start Input rows
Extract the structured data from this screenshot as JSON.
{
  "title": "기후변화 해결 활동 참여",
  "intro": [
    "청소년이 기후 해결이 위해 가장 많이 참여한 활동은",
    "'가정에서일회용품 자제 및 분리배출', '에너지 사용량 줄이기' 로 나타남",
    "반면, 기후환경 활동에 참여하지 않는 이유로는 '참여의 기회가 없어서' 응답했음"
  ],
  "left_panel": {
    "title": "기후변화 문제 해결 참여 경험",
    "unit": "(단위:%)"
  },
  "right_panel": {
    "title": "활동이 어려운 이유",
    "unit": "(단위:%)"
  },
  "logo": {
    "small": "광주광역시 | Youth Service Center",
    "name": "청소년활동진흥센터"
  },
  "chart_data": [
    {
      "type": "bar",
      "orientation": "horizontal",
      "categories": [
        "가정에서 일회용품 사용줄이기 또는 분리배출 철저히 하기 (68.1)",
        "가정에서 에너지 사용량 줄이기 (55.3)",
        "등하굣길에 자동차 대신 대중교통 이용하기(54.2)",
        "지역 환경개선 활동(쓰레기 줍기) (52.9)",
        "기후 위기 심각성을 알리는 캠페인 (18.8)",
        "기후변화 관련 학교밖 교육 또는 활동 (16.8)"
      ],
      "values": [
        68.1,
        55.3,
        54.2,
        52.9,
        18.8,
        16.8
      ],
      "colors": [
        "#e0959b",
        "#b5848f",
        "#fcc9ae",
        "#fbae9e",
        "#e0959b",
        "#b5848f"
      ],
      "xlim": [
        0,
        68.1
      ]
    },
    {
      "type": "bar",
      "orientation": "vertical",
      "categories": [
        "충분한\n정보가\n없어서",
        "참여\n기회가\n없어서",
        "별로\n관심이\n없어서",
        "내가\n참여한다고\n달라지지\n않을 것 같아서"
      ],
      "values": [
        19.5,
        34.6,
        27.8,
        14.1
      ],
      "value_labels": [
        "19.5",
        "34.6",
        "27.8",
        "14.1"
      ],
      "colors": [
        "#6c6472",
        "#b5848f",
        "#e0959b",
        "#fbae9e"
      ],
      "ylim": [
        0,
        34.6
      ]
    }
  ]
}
end Input rows
Look through the records above and report how many lines hold the word "분리배출", giving only the number.

2